▸ INSTRUCTIONS FOR THE TASK
Present each line of the entries below that holds the word "обвинението".

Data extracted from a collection
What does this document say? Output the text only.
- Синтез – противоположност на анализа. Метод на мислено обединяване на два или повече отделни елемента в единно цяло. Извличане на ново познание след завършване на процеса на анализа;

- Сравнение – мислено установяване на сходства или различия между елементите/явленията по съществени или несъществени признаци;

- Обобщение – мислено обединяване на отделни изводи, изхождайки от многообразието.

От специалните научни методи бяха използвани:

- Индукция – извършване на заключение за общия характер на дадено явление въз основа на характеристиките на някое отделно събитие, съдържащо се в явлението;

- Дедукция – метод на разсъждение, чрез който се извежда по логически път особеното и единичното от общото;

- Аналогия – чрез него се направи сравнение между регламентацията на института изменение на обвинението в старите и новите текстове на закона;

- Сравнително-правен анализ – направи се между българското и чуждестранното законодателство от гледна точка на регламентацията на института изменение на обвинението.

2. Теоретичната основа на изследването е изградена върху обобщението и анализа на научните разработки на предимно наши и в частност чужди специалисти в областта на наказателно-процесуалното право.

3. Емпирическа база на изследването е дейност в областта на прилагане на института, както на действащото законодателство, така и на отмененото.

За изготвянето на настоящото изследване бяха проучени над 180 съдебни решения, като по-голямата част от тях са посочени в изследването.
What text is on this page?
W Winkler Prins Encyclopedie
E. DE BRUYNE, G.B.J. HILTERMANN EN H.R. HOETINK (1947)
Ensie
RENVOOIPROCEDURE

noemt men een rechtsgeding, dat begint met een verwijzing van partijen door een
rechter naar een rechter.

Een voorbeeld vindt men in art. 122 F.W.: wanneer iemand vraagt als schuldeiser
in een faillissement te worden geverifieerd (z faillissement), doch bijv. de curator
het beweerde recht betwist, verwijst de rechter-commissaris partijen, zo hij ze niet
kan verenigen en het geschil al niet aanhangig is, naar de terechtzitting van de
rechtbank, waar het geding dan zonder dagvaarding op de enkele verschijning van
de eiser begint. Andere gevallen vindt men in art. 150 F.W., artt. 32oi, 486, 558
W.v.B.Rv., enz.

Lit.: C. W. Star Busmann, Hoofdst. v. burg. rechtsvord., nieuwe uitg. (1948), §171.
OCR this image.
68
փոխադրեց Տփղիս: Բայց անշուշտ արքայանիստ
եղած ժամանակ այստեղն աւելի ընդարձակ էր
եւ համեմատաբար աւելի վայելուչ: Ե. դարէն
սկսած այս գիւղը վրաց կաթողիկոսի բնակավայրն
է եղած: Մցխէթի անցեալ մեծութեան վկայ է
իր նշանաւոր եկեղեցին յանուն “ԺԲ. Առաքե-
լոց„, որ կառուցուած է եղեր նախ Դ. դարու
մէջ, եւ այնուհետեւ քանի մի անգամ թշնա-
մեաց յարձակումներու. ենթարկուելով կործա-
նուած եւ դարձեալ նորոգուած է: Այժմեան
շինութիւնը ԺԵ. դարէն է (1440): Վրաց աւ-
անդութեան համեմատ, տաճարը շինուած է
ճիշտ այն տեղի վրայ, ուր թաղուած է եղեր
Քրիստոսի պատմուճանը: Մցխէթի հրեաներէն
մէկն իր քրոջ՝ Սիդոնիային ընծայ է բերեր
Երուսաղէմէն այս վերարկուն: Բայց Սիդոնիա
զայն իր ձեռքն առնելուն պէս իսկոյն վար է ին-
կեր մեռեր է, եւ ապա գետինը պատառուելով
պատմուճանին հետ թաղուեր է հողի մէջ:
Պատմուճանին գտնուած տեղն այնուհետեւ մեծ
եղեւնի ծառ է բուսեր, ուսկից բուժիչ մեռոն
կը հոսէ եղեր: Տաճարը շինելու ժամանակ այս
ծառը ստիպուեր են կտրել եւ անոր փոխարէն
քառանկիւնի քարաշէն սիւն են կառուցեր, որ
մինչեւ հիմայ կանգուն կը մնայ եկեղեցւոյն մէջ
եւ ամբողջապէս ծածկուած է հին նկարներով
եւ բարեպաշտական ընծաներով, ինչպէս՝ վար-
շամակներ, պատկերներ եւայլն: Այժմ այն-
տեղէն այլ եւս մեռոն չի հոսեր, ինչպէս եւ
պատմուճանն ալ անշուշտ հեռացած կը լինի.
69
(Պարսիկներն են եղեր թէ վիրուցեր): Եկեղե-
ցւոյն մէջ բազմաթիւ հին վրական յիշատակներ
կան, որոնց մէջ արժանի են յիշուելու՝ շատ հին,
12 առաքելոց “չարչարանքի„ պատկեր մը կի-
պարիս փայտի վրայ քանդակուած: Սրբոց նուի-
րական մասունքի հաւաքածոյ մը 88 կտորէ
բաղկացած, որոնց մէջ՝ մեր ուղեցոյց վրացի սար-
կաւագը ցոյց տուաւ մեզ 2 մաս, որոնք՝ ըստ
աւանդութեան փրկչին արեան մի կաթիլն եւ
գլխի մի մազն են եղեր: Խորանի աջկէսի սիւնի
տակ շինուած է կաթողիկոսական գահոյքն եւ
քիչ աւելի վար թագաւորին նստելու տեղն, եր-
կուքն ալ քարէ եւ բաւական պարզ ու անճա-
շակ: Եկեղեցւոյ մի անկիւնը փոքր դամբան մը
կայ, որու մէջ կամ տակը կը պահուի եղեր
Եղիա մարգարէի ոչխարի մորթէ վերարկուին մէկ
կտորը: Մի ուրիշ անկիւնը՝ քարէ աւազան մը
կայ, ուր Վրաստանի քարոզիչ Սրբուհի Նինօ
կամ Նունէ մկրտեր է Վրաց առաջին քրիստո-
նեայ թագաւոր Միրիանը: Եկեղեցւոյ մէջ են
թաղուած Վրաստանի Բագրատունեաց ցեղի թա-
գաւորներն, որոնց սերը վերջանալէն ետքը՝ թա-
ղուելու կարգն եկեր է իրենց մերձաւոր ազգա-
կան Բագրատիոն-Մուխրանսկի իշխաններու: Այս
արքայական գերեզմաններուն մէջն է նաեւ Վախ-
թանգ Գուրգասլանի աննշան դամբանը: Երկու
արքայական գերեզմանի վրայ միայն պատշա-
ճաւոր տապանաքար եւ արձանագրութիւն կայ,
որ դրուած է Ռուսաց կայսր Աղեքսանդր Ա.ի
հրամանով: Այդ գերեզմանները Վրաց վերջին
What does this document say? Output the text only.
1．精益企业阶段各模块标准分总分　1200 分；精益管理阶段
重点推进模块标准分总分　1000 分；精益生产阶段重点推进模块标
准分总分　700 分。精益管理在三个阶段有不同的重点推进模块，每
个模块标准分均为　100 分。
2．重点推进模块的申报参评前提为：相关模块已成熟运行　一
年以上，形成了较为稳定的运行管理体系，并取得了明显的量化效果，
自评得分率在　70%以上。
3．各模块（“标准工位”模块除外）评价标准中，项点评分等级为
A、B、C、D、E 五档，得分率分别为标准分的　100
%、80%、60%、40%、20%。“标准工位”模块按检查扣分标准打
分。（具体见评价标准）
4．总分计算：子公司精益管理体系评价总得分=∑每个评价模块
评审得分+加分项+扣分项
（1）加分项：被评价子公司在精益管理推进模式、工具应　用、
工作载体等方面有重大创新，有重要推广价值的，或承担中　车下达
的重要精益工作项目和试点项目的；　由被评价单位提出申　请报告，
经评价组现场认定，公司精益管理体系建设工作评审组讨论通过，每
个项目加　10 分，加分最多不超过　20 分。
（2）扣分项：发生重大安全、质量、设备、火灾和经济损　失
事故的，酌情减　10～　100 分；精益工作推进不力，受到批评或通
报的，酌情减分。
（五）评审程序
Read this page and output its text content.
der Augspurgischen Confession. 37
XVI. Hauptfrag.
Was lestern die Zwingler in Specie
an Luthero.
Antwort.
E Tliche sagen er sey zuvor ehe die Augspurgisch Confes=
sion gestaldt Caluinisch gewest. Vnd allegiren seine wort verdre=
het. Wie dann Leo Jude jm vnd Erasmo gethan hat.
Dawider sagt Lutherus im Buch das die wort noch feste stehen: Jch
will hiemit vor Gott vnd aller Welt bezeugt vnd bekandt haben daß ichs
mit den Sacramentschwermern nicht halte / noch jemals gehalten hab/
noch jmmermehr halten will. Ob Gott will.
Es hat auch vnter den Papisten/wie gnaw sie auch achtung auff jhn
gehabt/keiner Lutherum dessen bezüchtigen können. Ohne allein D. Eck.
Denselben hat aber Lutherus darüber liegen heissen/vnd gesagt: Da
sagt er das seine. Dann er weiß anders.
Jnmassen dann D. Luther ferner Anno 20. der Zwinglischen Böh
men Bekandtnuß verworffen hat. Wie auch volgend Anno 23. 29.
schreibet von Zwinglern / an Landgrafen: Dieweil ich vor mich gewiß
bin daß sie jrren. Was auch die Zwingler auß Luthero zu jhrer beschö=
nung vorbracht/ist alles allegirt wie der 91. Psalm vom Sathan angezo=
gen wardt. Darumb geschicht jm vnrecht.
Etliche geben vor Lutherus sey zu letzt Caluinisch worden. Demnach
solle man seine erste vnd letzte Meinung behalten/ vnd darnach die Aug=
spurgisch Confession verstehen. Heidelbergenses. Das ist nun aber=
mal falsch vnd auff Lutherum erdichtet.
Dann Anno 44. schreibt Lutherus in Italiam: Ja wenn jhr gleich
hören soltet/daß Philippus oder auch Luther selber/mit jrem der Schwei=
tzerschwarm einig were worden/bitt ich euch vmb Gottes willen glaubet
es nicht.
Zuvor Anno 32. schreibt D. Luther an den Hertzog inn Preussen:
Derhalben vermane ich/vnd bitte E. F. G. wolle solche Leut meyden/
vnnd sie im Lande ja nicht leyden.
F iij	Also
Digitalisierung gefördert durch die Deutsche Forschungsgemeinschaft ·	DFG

▸ ANSWER TO THIS EXERCISE
- Аналогия – чрез него се направи сравнение между регламентацията на института изменение на обвинението в старите и новите текстове на закона;
- Сравнително-правен анализ – направи се между българското и чуждестранното законодателство от гледна точка на регламентацията на института изменение на обвинението.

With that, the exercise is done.